Provide only the number of lines in the records where "Topology" appears.

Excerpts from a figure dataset
┏━━
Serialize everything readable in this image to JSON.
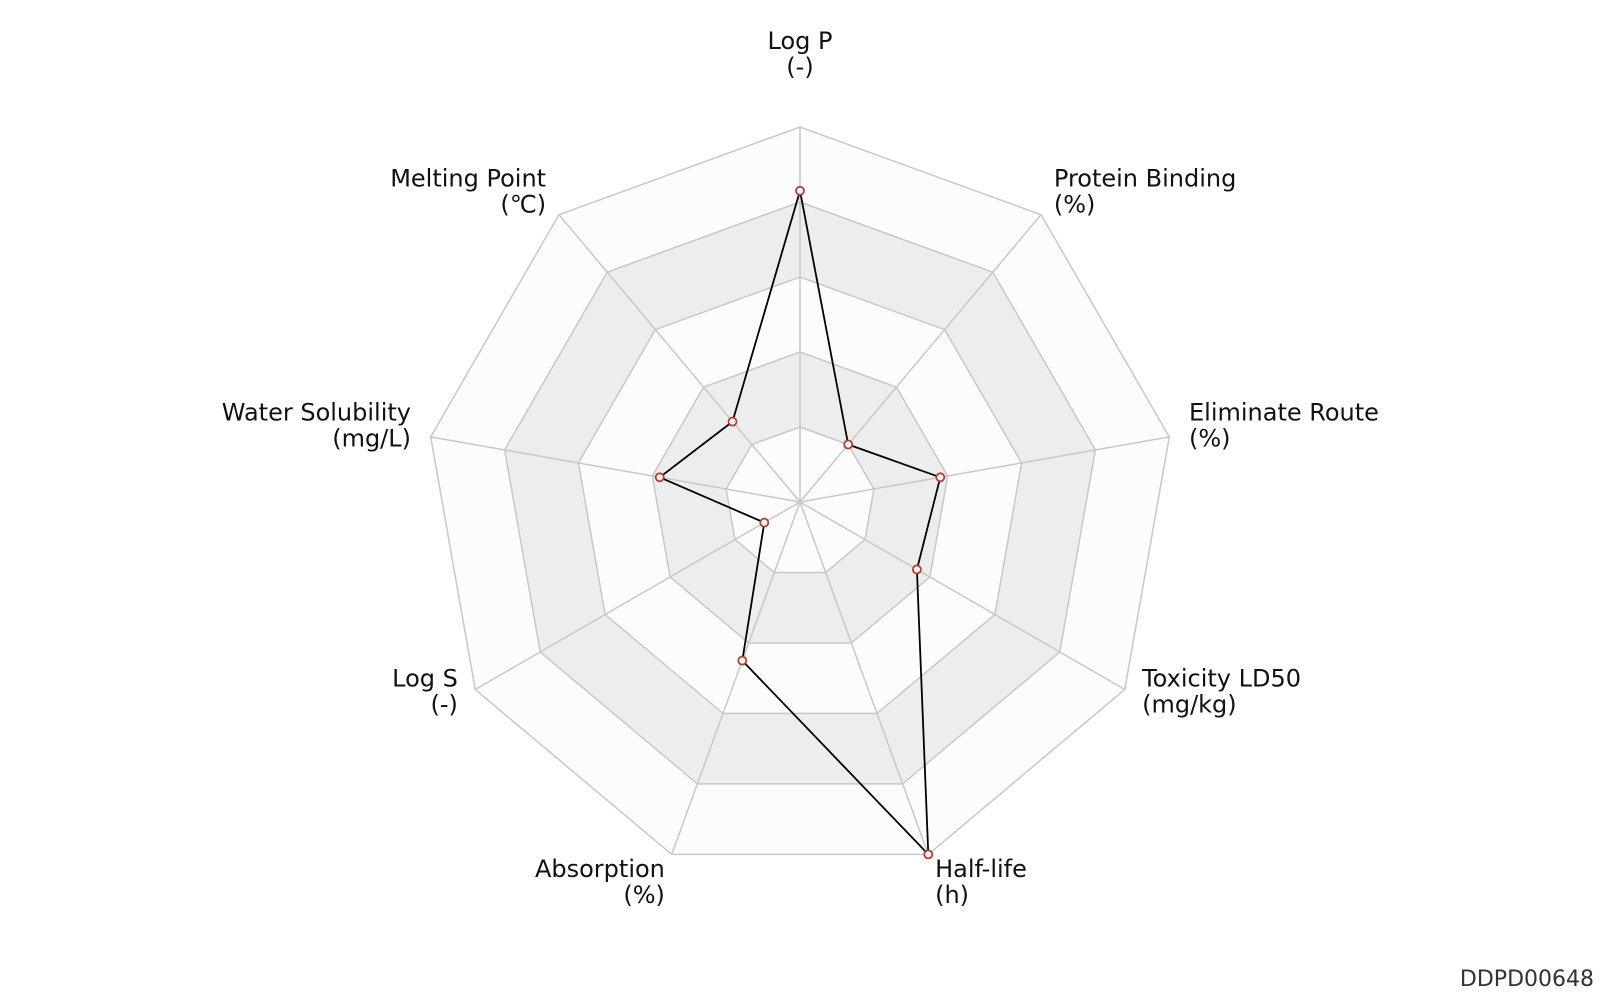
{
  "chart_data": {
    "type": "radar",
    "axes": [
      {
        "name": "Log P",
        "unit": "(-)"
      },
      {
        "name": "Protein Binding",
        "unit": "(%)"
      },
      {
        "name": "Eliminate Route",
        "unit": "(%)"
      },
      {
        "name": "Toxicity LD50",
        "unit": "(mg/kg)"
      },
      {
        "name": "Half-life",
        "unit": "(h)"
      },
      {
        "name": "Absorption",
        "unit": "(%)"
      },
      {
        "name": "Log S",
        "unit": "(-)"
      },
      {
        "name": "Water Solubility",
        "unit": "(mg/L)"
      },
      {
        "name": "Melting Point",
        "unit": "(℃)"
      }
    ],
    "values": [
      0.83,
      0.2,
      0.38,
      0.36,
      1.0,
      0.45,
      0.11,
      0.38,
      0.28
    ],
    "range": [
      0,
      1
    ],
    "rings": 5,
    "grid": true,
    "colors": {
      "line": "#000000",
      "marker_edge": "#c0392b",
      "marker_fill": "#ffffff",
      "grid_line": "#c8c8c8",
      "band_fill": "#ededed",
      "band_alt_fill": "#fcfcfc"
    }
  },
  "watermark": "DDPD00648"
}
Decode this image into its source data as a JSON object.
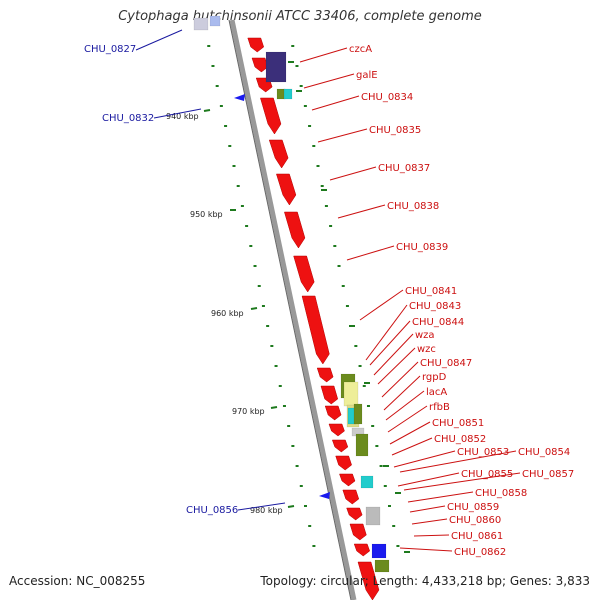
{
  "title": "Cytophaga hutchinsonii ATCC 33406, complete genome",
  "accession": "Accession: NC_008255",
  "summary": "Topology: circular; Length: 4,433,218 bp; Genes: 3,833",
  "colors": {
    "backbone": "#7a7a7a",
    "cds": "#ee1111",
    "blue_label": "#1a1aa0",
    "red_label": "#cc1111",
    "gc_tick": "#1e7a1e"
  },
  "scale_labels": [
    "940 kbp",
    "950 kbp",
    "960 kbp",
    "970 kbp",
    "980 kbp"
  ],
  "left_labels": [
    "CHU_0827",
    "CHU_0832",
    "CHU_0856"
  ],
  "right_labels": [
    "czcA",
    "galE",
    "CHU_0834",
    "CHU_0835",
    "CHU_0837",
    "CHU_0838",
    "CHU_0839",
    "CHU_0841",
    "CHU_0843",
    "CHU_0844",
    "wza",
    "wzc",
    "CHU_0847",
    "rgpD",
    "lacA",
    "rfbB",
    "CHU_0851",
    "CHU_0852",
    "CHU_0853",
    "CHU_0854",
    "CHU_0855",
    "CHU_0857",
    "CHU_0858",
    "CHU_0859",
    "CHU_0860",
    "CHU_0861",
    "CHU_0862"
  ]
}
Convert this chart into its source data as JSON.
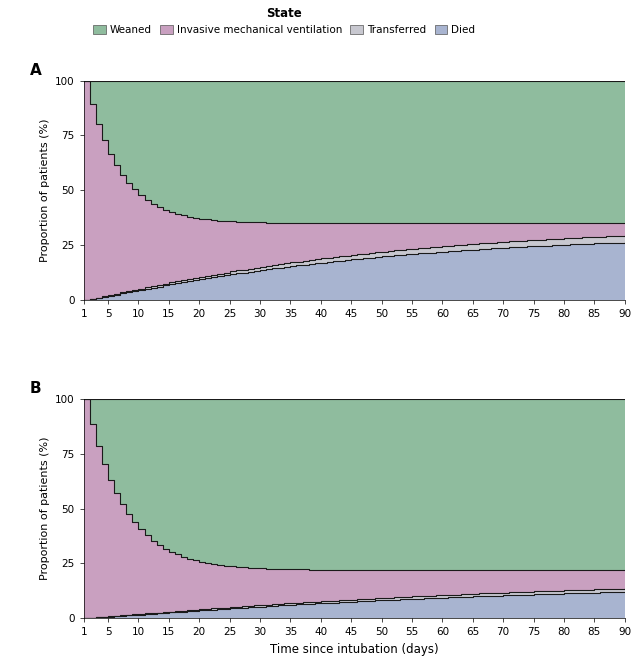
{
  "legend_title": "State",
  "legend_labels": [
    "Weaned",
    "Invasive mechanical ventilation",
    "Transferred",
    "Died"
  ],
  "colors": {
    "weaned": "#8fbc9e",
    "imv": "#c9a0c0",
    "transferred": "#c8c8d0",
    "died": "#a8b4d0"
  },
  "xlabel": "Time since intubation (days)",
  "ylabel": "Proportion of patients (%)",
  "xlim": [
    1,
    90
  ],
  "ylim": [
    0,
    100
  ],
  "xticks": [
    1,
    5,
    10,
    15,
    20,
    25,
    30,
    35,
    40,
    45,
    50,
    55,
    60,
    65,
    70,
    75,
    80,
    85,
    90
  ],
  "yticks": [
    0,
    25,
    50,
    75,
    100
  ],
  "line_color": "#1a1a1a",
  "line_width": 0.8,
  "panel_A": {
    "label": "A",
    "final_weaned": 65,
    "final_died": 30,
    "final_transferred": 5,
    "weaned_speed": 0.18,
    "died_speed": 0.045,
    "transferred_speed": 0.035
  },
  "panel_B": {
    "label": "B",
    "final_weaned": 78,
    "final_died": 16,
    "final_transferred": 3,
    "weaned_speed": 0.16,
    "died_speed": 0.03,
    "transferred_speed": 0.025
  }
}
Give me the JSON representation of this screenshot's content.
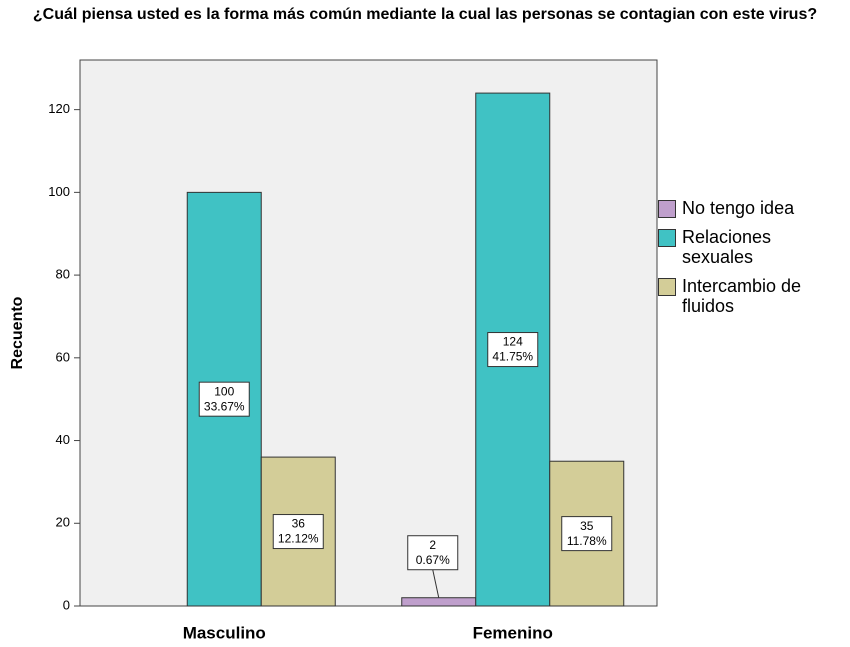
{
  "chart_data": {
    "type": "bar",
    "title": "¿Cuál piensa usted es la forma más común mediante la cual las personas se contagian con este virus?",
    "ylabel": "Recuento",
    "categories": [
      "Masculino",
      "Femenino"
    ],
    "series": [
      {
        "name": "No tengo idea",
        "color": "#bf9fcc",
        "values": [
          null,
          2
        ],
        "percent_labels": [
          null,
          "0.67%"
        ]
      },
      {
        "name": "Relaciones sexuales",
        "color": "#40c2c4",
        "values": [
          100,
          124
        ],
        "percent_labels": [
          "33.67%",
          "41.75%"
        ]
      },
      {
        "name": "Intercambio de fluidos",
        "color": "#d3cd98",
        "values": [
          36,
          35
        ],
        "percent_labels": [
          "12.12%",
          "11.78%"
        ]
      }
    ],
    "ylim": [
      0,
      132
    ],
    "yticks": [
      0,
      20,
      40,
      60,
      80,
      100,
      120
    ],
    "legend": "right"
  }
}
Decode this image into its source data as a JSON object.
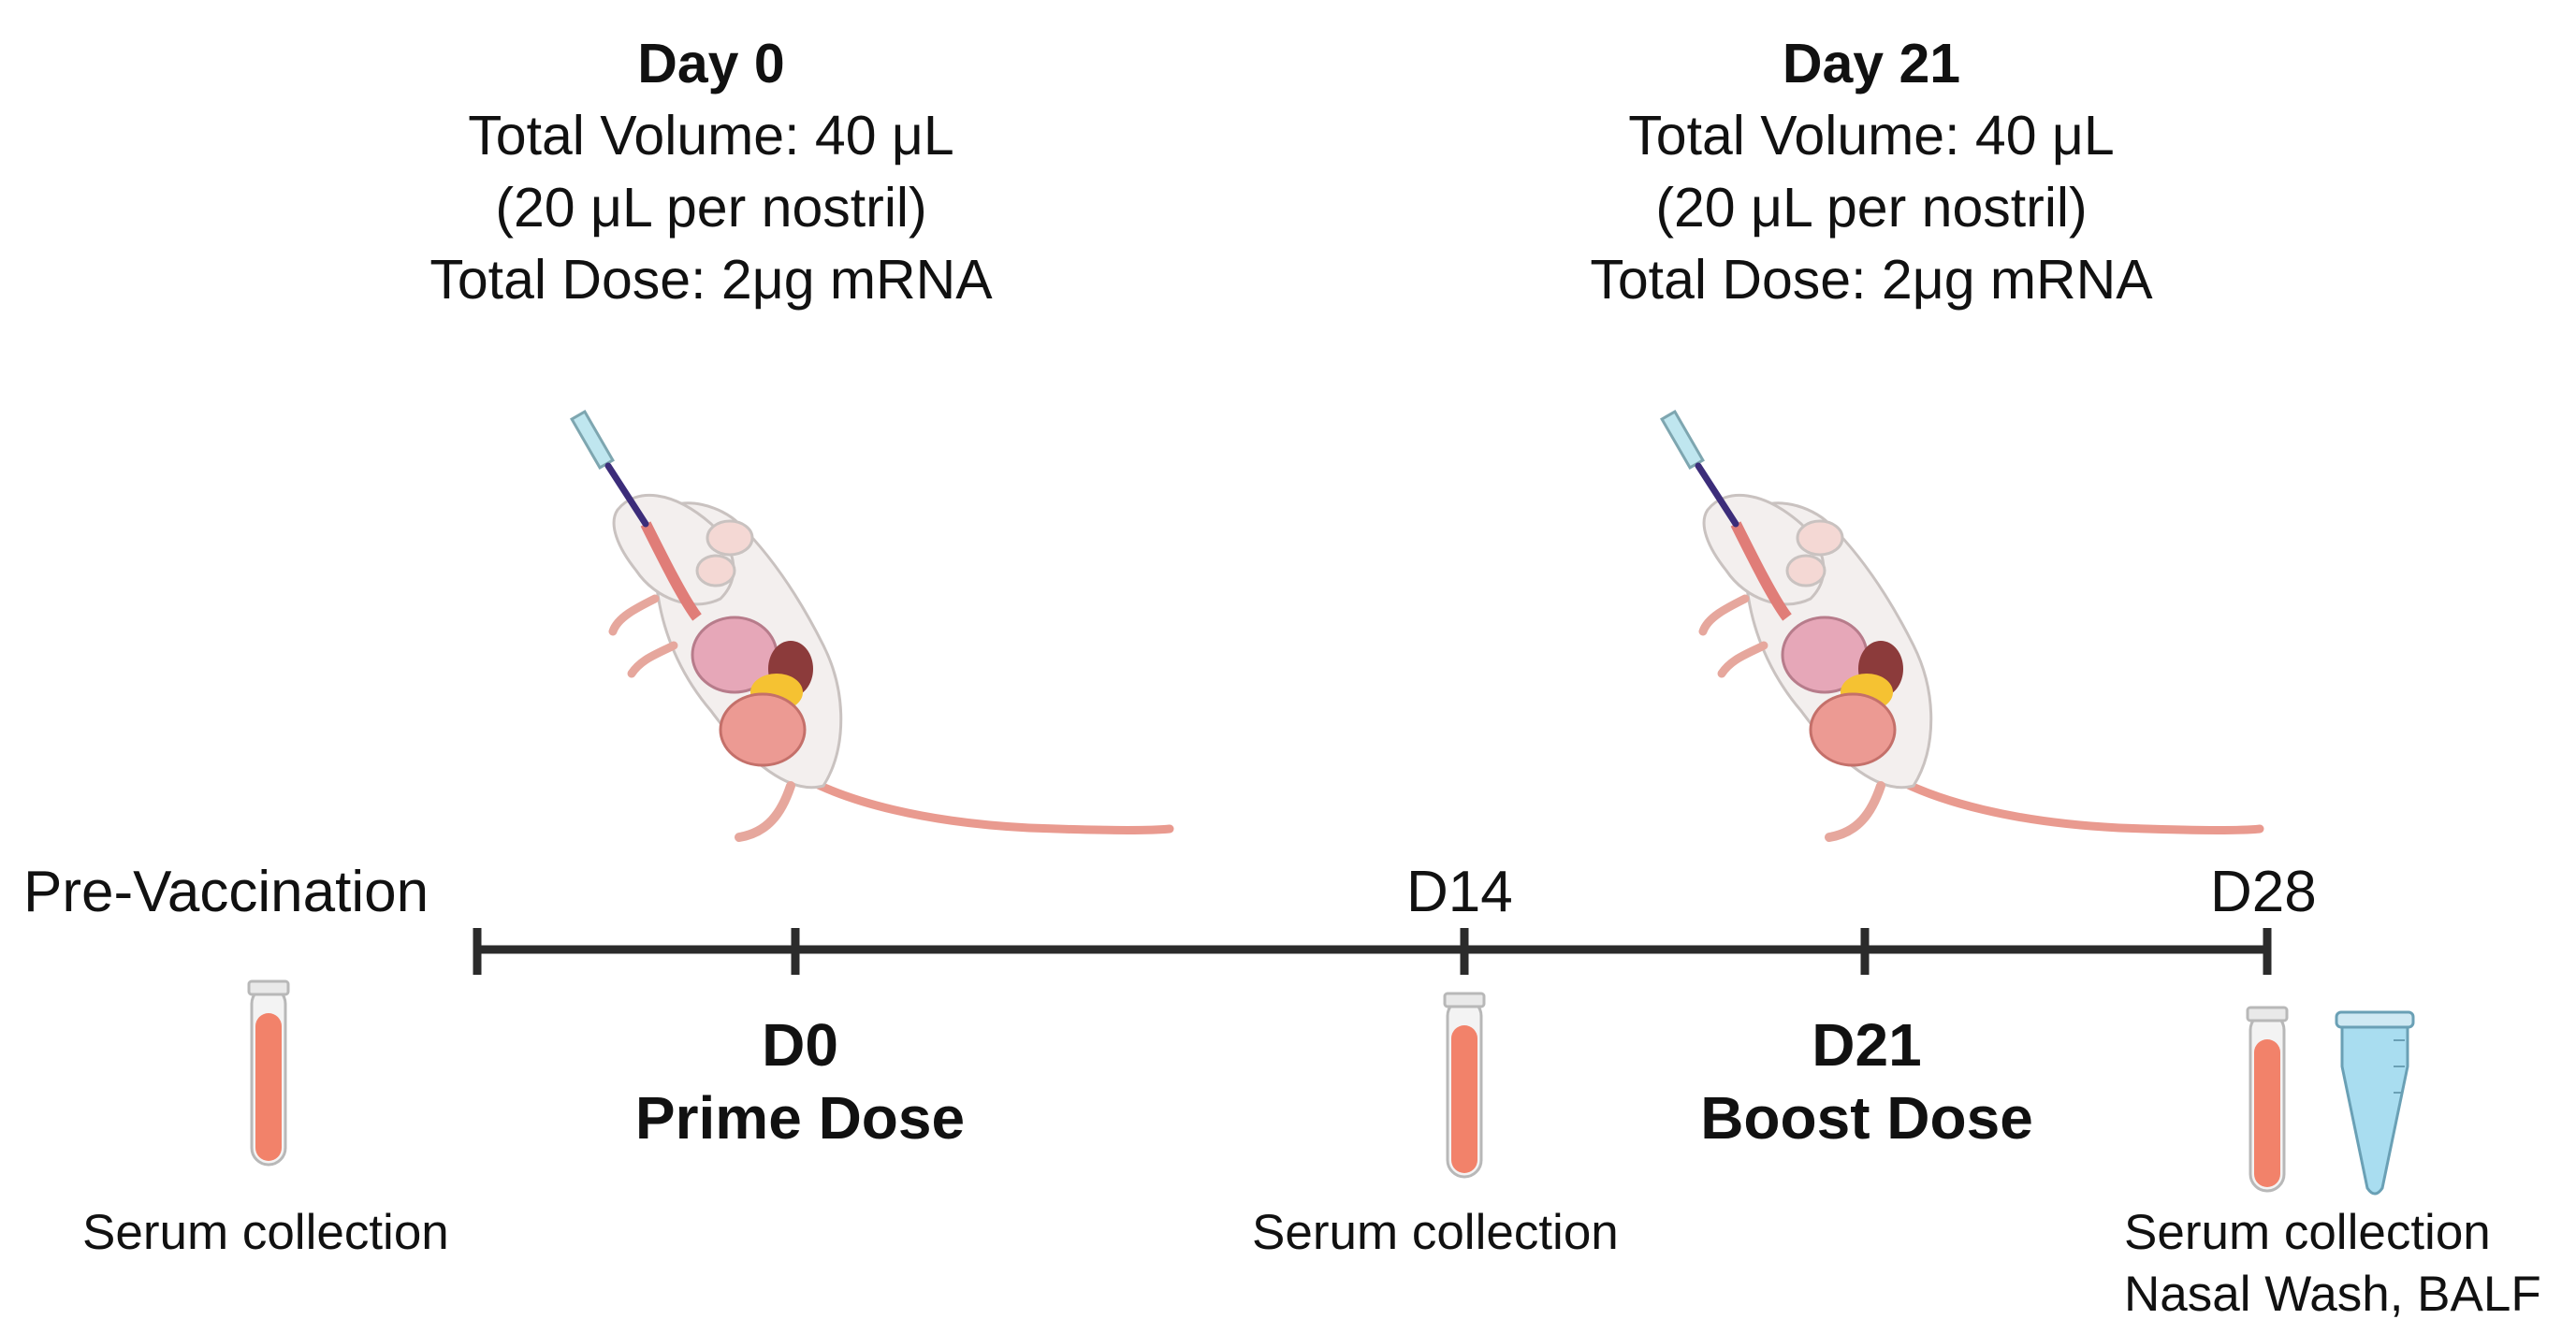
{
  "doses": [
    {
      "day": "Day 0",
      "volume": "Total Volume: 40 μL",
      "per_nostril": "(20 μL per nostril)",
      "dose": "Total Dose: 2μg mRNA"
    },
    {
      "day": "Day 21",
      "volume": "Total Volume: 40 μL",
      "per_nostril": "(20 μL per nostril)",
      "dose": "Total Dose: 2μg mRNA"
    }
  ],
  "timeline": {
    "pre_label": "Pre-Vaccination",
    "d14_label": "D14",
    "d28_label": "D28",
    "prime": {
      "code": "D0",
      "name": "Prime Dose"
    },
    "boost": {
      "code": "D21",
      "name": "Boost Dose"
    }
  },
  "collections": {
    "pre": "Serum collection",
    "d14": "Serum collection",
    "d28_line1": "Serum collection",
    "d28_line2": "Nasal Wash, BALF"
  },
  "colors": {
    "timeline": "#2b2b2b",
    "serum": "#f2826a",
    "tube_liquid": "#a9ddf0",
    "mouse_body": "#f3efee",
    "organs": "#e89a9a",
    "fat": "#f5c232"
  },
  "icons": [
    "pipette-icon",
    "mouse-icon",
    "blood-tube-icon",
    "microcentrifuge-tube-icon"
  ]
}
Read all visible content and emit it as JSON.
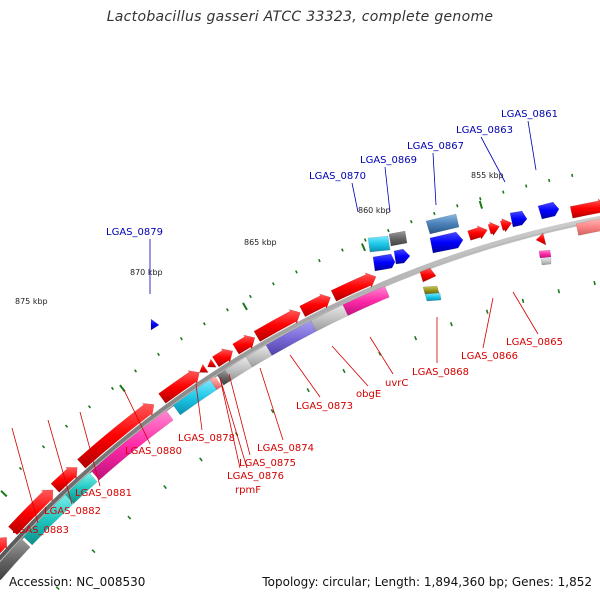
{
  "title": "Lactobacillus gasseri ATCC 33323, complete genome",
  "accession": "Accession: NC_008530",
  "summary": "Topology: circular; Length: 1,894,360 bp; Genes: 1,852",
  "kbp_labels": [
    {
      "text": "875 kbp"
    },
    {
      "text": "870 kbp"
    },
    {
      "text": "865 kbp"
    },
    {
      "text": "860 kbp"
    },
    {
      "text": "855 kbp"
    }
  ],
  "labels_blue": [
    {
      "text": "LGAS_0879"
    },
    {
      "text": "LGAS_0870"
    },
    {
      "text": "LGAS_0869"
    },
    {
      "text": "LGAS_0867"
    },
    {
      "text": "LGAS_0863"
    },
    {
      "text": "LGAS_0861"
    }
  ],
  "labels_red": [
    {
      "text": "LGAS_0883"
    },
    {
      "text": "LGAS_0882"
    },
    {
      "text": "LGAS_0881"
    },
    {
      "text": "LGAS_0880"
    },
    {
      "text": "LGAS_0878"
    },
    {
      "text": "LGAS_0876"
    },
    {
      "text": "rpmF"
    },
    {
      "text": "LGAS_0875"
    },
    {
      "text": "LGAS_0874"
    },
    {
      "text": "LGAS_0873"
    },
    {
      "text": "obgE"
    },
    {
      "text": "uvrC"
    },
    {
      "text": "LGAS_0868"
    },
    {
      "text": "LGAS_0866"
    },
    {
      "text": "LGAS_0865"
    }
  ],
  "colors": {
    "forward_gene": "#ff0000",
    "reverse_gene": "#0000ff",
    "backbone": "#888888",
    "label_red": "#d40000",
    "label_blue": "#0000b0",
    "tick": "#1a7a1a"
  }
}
┗━━
* [Exercise response]
2